### Task brief
Output all of the records exactly as written.
..........
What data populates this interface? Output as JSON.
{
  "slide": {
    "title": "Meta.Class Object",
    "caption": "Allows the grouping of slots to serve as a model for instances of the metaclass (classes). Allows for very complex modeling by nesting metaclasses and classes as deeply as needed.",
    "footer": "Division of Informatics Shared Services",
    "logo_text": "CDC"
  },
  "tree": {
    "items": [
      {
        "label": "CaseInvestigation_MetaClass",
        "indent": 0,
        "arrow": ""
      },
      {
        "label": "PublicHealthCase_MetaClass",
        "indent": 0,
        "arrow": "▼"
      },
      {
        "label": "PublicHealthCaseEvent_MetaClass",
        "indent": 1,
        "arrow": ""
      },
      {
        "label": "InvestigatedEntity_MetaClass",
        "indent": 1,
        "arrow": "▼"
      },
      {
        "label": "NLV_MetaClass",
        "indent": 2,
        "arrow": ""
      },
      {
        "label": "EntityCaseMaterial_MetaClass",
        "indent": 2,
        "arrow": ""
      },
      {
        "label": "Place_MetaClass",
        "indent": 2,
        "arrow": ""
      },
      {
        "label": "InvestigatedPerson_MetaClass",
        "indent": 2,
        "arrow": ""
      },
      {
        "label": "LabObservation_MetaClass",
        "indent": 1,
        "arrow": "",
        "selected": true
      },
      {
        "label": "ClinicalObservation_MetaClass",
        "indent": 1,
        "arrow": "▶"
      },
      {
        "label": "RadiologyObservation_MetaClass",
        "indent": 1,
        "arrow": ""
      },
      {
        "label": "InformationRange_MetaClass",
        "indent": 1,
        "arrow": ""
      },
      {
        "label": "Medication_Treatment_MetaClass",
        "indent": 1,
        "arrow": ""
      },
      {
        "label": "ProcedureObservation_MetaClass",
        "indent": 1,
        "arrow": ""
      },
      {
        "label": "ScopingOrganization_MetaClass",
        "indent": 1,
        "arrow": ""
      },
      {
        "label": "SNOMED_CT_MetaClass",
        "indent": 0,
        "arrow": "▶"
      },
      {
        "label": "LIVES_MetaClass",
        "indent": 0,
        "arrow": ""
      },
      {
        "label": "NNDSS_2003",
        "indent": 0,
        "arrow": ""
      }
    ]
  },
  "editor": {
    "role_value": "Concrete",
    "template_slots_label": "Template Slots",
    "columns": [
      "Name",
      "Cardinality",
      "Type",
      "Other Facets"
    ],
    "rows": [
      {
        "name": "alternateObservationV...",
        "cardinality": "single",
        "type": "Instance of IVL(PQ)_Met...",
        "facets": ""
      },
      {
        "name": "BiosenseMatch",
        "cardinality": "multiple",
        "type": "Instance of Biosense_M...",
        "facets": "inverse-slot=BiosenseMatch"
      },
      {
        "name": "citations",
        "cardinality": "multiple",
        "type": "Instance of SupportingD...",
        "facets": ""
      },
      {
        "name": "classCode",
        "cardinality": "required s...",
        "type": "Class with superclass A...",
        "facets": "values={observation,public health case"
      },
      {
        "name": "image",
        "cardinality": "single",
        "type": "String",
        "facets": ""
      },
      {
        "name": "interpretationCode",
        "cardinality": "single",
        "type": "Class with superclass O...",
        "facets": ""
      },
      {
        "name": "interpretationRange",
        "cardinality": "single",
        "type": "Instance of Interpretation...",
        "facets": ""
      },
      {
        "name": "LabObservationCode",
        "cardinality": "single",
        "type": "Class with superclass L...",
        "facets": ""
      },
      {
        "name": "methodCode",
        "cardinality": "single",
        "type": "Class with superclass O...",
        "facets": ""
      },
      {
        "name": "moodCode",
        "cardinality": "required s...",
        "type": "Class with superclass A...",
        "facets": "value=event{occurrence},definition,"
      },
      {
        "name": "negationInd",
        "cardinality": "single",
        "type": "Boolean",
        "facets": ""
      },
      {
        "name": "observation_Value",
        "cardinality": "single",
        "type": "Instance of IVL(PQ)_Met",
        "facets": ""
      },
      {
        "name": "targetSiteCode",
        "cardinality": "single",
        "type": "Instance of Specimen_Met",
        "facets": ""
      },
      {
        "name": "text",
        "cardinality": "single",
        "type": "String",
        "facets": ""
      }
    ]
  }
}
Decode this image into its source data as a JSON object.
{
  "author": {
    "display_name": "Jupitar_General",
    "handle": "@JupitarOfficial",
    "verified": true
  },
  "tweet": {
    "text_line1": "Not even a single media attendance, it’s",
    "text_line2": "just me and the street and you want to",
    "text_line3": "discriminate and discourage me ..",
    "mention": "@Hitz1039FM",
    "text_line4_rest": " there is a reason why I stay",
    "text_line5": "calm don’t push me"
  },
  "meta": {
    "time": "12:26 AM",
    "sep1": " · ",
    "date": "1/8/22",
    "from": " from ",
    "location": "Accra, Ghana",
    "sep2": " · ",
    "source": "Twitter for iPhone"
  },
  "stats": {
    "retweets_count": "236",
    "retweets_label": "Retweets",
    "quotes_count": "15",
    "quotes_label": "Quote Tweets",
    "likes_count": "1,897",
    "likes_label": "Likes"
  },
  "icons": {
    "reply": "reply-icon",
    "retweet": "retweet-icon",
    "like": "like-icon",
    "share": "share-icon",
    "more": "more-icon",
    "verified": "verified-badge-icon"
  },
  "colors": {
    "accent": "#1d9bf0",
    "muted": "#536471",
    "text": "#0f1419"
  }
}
..........
### Response
What data populates this interface? Output as JSON.
{
  "slide": {
    "title": "Meta.Class Object",
    "caption": "Allows the grouping of slots to serve as a model for instances of the metaclass (classes). Allows for very complex modeling by nesting metaclasses and classes as deeply as needed.",
    "footer": "Division of Informatics Shared Services",
    "logo_text": "CDC"
  },
  "tree": {
    "items": [
      {
        "label": "CaseInvestigation_MetaClass",
        "indent": 0,
        "arrow": ""
      },
      {
        "label": "PublicHealthCase_MetaClass",
        "indent": 0,
        "arrow": "▼"
      },
      {
        "label": "PublicHealthCaseEvent_MetaClass",
        "indent": 1,
        "arrow": ""
      },
      {
        "label": "InvestigatedEntity_MetaClass",
        "indent": 1,
        "arrow": "▼"
      },
      {
        "label": "NLV_MetaClass",
        "indent": 2,
        "arrow": ""
      },
      {
        "label": "EntityCaseMaterial_MetaClass",
        "indent": 2,
        "arrow": ""
      },
      {
        "label": "Place_MetaClass",
        "indent": 2,
        "arrow": ""
      },
      {
        "label": "InvestigatedPerson_MetaClass",
        "indent": 2,
        "arrow": ""
      },
      {
        "label": "LabObservation_MetaClass",
        "indent": 1,
        "arrow": "",
        "selected": true
      },
      {
        "label": "ClinicalObservation_MetaClass",
        "indent": 1,
        "arrow": "▶"
      },
      {
        "label": "RadiologyObservation_MetaClass",
        "indent": 1,
        "arrow": ""
      },
      {
        "label": "InformationRange_MetaClass",
        "indent": 1,
        "arrow": ""
      },
      {
        "label": "Medication_Treatment_MetaClass",
        "indent": 1,
        "arrow": ""
      },
      {
        "label": "ProcedureObservation_MetaClass",
        "indent": 1,
        "arrow": ""
      },
      {
        "label": "ScopingOrganization_MetaClass",
        "indent": 1,
        "arrow": ""
      },
      {
        "label": "SNOMED_CT_MetaClass",
        "indent": 0,
        "arrow": "▶"
      },
      {
        "label": "LIVES_MetaClass",
        "indent": 0,
        "arrow": ""
      },
      {
        "label": "NNDSS_2003",
        "indent": 0,
        "arrow": ""
      }
    ]
  },
  "editor": {
    "role_value": "Concrete",
    "template_slots_label": "Template Slots",
    "columns": [
      "Name",
      "Cardinality",
      "Type",
      "Other Facets"
    ],
    "rows": [
      {
        "name": "alternateObservationV...",
        "cardinality": "single",
        "type": "Instance of IVL(PQ)_Met...",
        "facets": ""
      },
      {
        "name": "BiosenseMatch",
        "cardinality": "multiple",
        "type": "Instance of Biosense_M...",
        "facets": "inverse-slot=BiosenseMatch"
      },
      {
        "name": "citations",
        "cardinality": "multiple",
        "type": "Instance of SupportingD...",
        "facets": ""
      },
      {
        "name": "classCode",
        "cardinality": "required s...",
        "type": "Class with superclass A...",
        "facets": "values={observation,public health case"
      },
      {
        "name": "image",
        "cardinality": "single",
        "type": "String",
        "facets": ""
      },
      {
        "name": "interpretationCode",
        "cardinality": "single",
        "type": "Class with superclass O...",
        "facets": ""
      },
      {
        "name": "interpretationRange",
        "cardinality": "single",
        "type": "Instance of Interpretation...",
        "facets": ""
      },
      {
        "name": "LabObservationCode",
        "cardinality": "single",
        "type": "Class with superclass L...",
        "facets": ""
      },
      {
        "name": "methodCode",
        "cardinality": "single",
        "type": "Class with superclass O...",
        "facets": ""
      },
      {
        "name": "moodCode",
        "cardinality": "required s...",
        "type": "Class with superclass A...",
        "facets": "value=event{occurrence},definition,"
      },
      {
        "name": "negationInd",
        "cardinality": "single",
        "type": "Boolean",
        "facets": ""
      },
      {
        "name": "observation_Value",
        "cardinality": "single",
        "type": "Instance of IVL(PQ)_Met",
        "facets": ""
      },
      {
        "name": "targetSiteCode",
        "cardinality": "single",
        "type": "Instance of Specimen_Met",
        "facets": ""
      },
      {
        "name": "text",
        "cardinality": "single",
        "type": "String",
        "facets": ""
      }
    ]
  }
}
Decode this image into its source data as a JSON object.
{
  "author": {
    "display_name": "Jupitar_General",
    "handle": "@JupitarOfficial",
    "verified": true
  },
  "tweet": {
    "text_line1": "Not even a single media attendance, it’s",
    "text_line2": "just me and the street and you want to",
    "text_line3": "discriminate and discourage me ..",
    "mention": "@Hitz1039FM",
    "text_line4_rest": " there is a reason why I stay",
    "text_line5": "calm don’t push me"
  },
  "meta": {
    "time": "12:26 AM",
    "sep1": " · ",
    "date": "1/8/22",
    "from": " from ",
    "location": "Accra, Ghana",
    "sep2": " · ",
    "source": "Twitter for iPhone"
  },
  "stats": {
    "retweets_count": "236",
    "retweets_label": "Retweets",
    "quotes_count": "15",
    "quotes_label": "Quote Tweets",
    "likes_count": "1,897",
    "likes_label": "Likes"
  },
  "icons": {
    "reply": "reply-icon",
    "retweet": "retweet-icon",
    "like": "like-icon",
    "share": "share-icon",
    "more": "more-icon",
    "verified": "verified-badge-icon"
  },
  "colors": {
    "accent": "#1d9bf0",
    "muted": "#536471",
    "text": "#0f1419"
  }
}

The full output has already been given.